### [Text segment]
- - - -

Many readers have e-mailed me asking about how to set up self-directed RESPs. We’ve discussed RESPs in many earlier posts and you can find everything you need to know about RESPs and the Canada Education Savings Grant (CESG) on the Government of Canada website. For the purposes of this post, I’ll assume that you are familiar with the basic rules of RESPs.

Regular readers know that we have RESPs set up for our twin two-year old boys with TD Bank’s e-Series index funds. Our plan is to contribute just enough to get the maximum possible matching CESG grant. In prior years, the maximum CESG was $400 per year (for a $2,000 RESP contribution) but the current maximum is $500 per year (for a $2,500 contribution). We used to contribute $2,000 per year but starting next year, we plan to bump up the contribution to $2,500.

Since the boys are still very young and a long way from going to University, I can afford to take more equity risk with their portfolio. As a result, the target asset allocation for their education funds is: 20% bonds, 20% Canadian equities, 30% US equities and 30% developed market equities. Once you have the target asset allocation, investing your contributions is as easy as looking up the mutual fund for the corresponding asset class:

TDB909 – TD Canadian Bond Index – 20%
TDB900 – TD Canadian Index – 20%
TDB902 – TD US Index – 30%
TDB911 – TD International Index – 30%

The portfolio will be rebalanced to the target allocation once every year when a new contribution is made and the matching CESG grant is received. Assuming a modest 5% return and a total contribution of $36,000 over the years (to get the maximum allowed $7,200 CESG match), the total portfolio value will be $78,830 in 2023. According to this chart, post-secondary education will cost an estimated $94,420 in that year. At a more optimistic 6.5% rate of return, the RESP portfolio will just about cover their education costs. You can model your own contribution schedule and play around with return assumptions using this spreadsheet.

This article has 33 comments

  1. The spreadsheet link just returns a 404 error…

  2. The HRSDC website hasn’t been updated with the changes from this year but most of the info is still accurate.


  3. Hey CC,

    I also use eFunds for my kids RESP as the costs are hard to beat for something you can invest in one a monthly basis. I have taken a bit of a more aggressive stance with their RESP as they have the US Index and bond index, but I have also put in a dividend growth fund (you know me!). It has done well and is relatively maintenance free at this stage of the game.

    The Dividend Guy

  4. I forgot to ask – can you still set up an RESP with TD with no annual fee? Or is that only for accounts over a certain amount?

- - - -

### [Data excerpts]

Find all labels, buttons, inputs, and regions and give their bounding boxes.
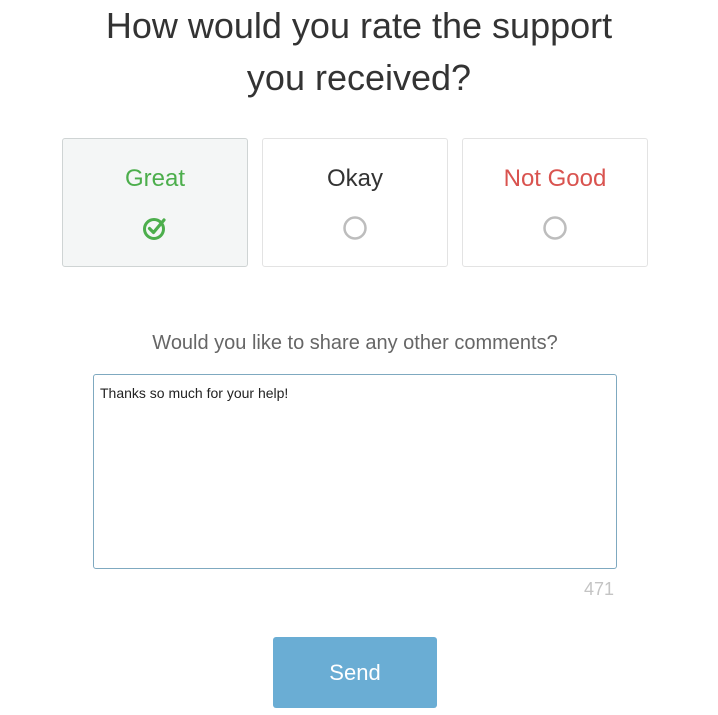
check-circle-icon: [143, 218, 166, 240]
rating-option-okay[interactable]: Okay: [262, 138, 448, 267]
comments-textarea[interactable]: Thanks so much for your help!: [93, 374, 617, 569]
comments-label: Would you like to share any other commen…: [152, 332, 558, 354]
send-button[interactable]: Send: [273, 637, 437, 708]
rating-option-not-good-label: Not Good: [503, 165, 607, 192]
rating-option-great-label: Great: [124, 165, 186, 192]
rating-option-not-good[interactable]: Not Good: [462, 138, 648, 267]
radio-empty-icon: [343, 216, 367, 240]
page-title: How would you rate the support you recei…: [0, 0, 718, 104]
rating-options: Great Okay Not Good: [62, 138, 650, 269]
page-title-line-1: How would you rate the support: [105, 5, 613, 46]
remaining-characters-count: 471: [583, 579, 614, 599]
support-rating-form: How would you rate the support you recei…: [0, 0, 718, 715]
rating-option-great[interactable]: Great: [62, 138, 248, 267]
page-title-line-2: you received?: [246, 57, 472, 98]
radio-empty-icon: [543, 216, 567, 240]
rating-option-okay-label: Okay: [326, 165, 383, 192]
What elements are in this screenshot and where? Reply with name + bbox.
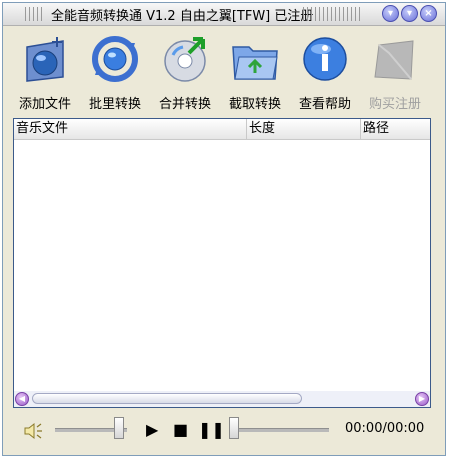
arrow-left-icon: ◀ bbox=[18, 394, 26, 403]
batch-convert-button[interactable]: 批里转换 bbox=[81, 31, 149, 112]
cut-convert-label: 截取转换 bbox=[228, 97, 281, 112]
volume-slider-knob[interactable] bbox=[113, 417, 124, 439]
add-file-label: 添加文件 bbox=[18, 97, 71, 112]
window-title: 全能音频转换通 V1.2 自由之翼[TFW] 已注册 bbox=[51, 9, 314, 24]
column-header-music-file[interactable]: 音乐文件 bbox=[14, 119, 247, 139]
time-readout: 00:00/00:00 bbox=[345, 421, 425, 436]
minimize-icon: ▾ bbox=[387, 8, 394, 19]
merge-convert-label: 合并转换 bbox=[158, 97, 211, 112]
column-header-length[interactable]: 长度 bbox=[247, 119, 361, 139]
scroll-left-button[interactable]: ◀ bbox=[15, 392, 29, 406]
add-file-button[interactable]: 添加文件 bbox=[11, 31, 79, 112]
minimize-button[interactable]: ▾ bbox=[382, 5, 399, 22]
play-button[interactable]: ▶ bbox=[146, 421, 158, 439]
cut-convert-button[interactable]: 截取转换 bbox=[221, 31, 289, 112]
buy-register-label: 购买注册 bbox=[368, 97, 421, 112]
title-grip-right bbox=[303, 7, 363, 21]
scroll-thumb[interactable] bbox=[32, 393, 302, 404]
title-grip-left bbox=[25, 7, 45, 21]
stop-button[interactable]: ■ bbox=[173, 421, 188, 439]
horizontal-scrollbar[interactable]: ◀ ▶ bbox=[14, 391, 430, 407]
position-track[interactable] bbox=[229, 428, 329, 432]
merge-convert-icon bbox=[164, 37, 206, 82]
cut-convert-icon bbox=[232, 46, 278, 80]
pause-button[interactable]: ❚❚ bbox=[198, 421, 225, 439]
buy-register-icon bbox=[374, 40, 414, 80]
app-window: 全能音频转换通 V1.2 自由之翼[TFW] 已注册 ▾ ▾ × 添加文件 批里… bbox=[2, 2, 446, 456]
help-button[interactable]: 查看帮助 bbox=[291, 31, 359, 112]
close-button[interactable]: × bbox=[420, 5, 437, 22]
arrow-right-icon: ▶ bbox=[418, 394, 426, 403]
scroll-right-button[interactable]: ▶ bbox=[415, 392, 429, 406]
help-icon bbox=[303, 37, 347, 81]
buy-register-button[interactable]: 购买注册 bbox=[361, 31, 429, 112]
restore-icon: ▾ bbox=[406, 8, 413, 19]
toolbar: 添加文件 批里转换 合并转换 截取转换 查看帮助 购买注册 bbox=[3, 27, 445, 113]
merge-convert-button[interactable]: 合并转换 bbox=[151, 31, 219, 112]
restore-button[interactable]: ▾ bbox=[401, 5, 418, 22]
add-file-icon bbox=[26, 37, 64, 82]
close-icon: × bbox=[424, 8, 433, 19]
volume-icon[interactable] bbox=[23, 421, 45, 441]
help-label: 查看帮助 bbox=[298, 97, 351, 112]
batch-convert-label: 批里转换 bbox=[88, 97, 141, 112]
column-header-path[interactable]: 路径 bbox=[361, 119, 430, 139]
position-slider-knob[interactable] bbox=[229, 417, 239, 439]
music-file-list[interactable]: 音乐文件 长度 路径 ◀ ▶ bbox=[13, 118, 431, 408]
list-header: 音乐文件 长度 路径 bbox=[14, 119, 430, 140]
batch-convert-icon bbox=[92, 36, 138, 82]
title-bar[interactable]: 全能音频转换通 V1.2 自由之翼[TFW] 已注册 ▾ ▾ × bbox=[3, 3, 445, 26]
player-bar: ▶ ■ ❚❚ 00:00/00:00 bbox=[3, 413, 445, 449]
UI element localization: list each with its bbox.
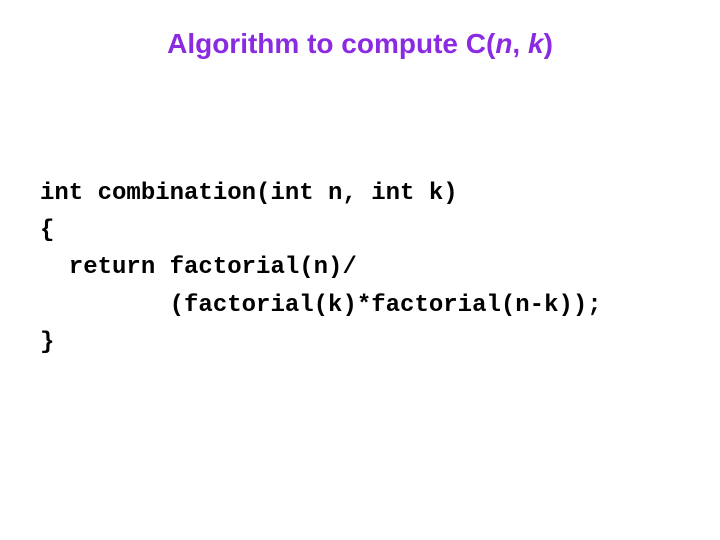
code-line-2: { xyxy=(40,217,54,244)
title-func: C xyxy=(466,28,486,59)
title-open: ( xyxy=(486,28,495,59)
title-close: ) xyxy=(544,28,553,59)
code-line-3: return factorial(n)/ xyxy=(40,254,357,281)
title-prefix: Algorithm to compute xyxy=(167,28,466,59)
code-line-5: } xyxy=(40,329,54,356)
title-arg-k: k xyxy=(528,28,544,59)
title-sep: , xyxy=(512,28,528,59)
code-block: int combination(int n, int k) { return f… xyxy=(40,175,602,361)
code-line-4: (factorial(k)*factorial(n-k)); xyxy=(40,292,602,319)
slide: Algorithm to compute C(n, k) int combina… xyxy=(0,0,720,540)
slide-title: Algorithm to compute C(n, k) xyxy=(0,28,720,60)
code-line-1: int combination(int n, int k) xyxy=(40,180,458,207)
title-arg-n: n xyxy=(495,28,512,59)
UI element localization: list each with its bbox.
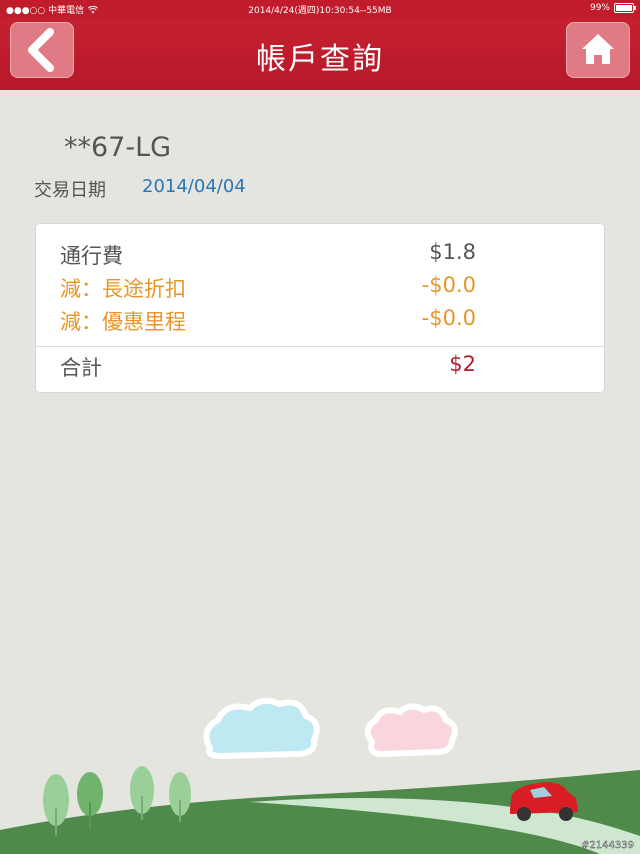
battery-icon bbox=[614, 3, 636, 13]
toll-fee-label: 通行費 bbox=[60, 244, 123, 268]
divider bbox=[36, 346, 604, 347]
status-datetime: 2014/4/24(週四)10:30:54--55MB bbox=[248, 6, 392, 16]
long-distance-discount-row: 減：長途折扣 -$0.0 bbox=[60, 273, 476, 305]
home-button[interactable] bbox=[566, 22, 630, 78]
cloud-pink-icon bbox=[364, 703, 458, 758]
scenery-illustration: #2144339 bbox=[0, 697, 640, 854]
home-icon bbox=[582, 34, 614, 64]
free-mileage-discount-label: 減：優惠里程 bbox=[60, 310, 186, 334]
toll-fee-row: 通行費 $1.8 bbox=[60, 240, 476, 272]
total-row: 合計 $2 bbox=[60, 352, 476, 384]
charges-card: 通行費 $1.8 減：長途折扣 -$0.0 減：優惠里程 -$0.0 合計 $2 bbox=[36, 224, 604, 392]
status-bar: ●●●○○ 中華電信 2014/4/24(週四)10:30:54--55MB 9… bbox=[0, 0, 640, 18]
long-distance-discount-label: 減：長途折扣 bbox=[60, 277, 186, 301]
free-mileage-discount-value: -$0.0 bbox=[421, 306, 476, 330]
long-distance-discount-value: -$0.0 bbox=[421, 273, 476, 297]
status-right: 99% bbox=[589, 3, 636, 13]
total-value: $2 bbox=[449, 352, 476, 376]
watermark: #2144339 bbox=[581, 840, 634, 851]
total-label: 合計 bbox=[60, 356, 102, 380]
free-mileage-discount-row: 減：優惠里程 -$0.0 bbox=[60, 306, 476, 338]
toll-fee-value: $1.8 bbox=[429, 240, 476, 264]
cloud-blue-icon bbox=[203, 697, 320, 760]
transaction-date-label: 交易日期 bbox=[34, 180, 106, 201]
vehicle-plate: **67-LG bbox=[64, 132, 172, 163]
page-title: 帳戶查詢 bbox=[256, 42, 384, 77]
nav-bar: 帳戶查詢 bbox=[0, 18, 640, 90]
battery-percent: 99% bbox=[589, 3, 610, 13]
transaction-date-value: 2014/04/04 bbox=[142, 176, 246, 197]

- - - -

### [Set tasks]
1. Reproduce the passage of the RESP post between "The portfolio will" and "using this spreadsheet.", inclusive.
2. Carry the RESP blog post forward from its last line.

### [Written responses]
1.
The portfolio will be rebalanced to the target allocation once every year when a new contribution is made and the matching CESG grant is received. Assuming a modest 5% return and a total contribution of $36,000 over the years (to get the maximum allowed $7,200 CESG match), the total portfolio value will be $78,830 in 2023. According to this chart, post-secondary education will cost an estimated $94,420 in that year. At a more optimistic 6.5% rate of return, the RESP portfolio will just about cover their education costs. You can model your own contribution schedule and play around with return assumptions using this spreadsheet.

2.
  5. Hi CC:
    Great post about the RESP. I know that you can get a “family” RESP account now, so you can have one account cover more then one person. I have been having a very hard time finding out what the rules are with the family account. For example, is the CESG grant value increased, say $1000 per year if you have two kids listed? Would any contributions have to be attributed to a specific kid? If anyone knows of a good link explaining the variations with single and family accounts I would appreciate it very much if the link could be posted. Cheers

  6. Canadian Capitalist

    George: My bad. I’ve fixed the link. Hope it works.

    Mike: I noticed that the HRDC info has not been updated with the changes introduced in the budget. I should have linked to your RESP post instead 🙂

    TDG: I don’t think the exact percentages of equity allocation really matter as long as we pick an asset allocation and stick to it. Like you, I am looking for a low maintenance portfolio that I don’t have to tinker with at all.

  7. Canadian Capitalist

    Dan: I am making a post tomorrow on RESP basics covering all the rules I can think of. The RESP plans I have set up for my kids is a family plan. But contribution rules are exactly the same as for individual plans. The only difference is that the beneficiary can be any child in the family.

  8. Dan – the contributions have to be attributed to each beneficiary in a family account. In CC’s case, he probably set up the resp so that 50% of the contribution went to each son.


  9. Quick Lunar Cop

    BMO also offers a calculator to estimate the cost of education. It includes options such as whether the child will live at home, expected return, and percentage of cost you want to cover.

  10. Canadian Capitalist

    Mike: I don’t have to do any attribution. Two family RESP accounts are set up for each of my kids (I believe each account has a “main beneficiary”). The only difference is when the time comes to withdraw, the funds can be used for either child’s education. At least, that is the set up that TD Mutual funds follows.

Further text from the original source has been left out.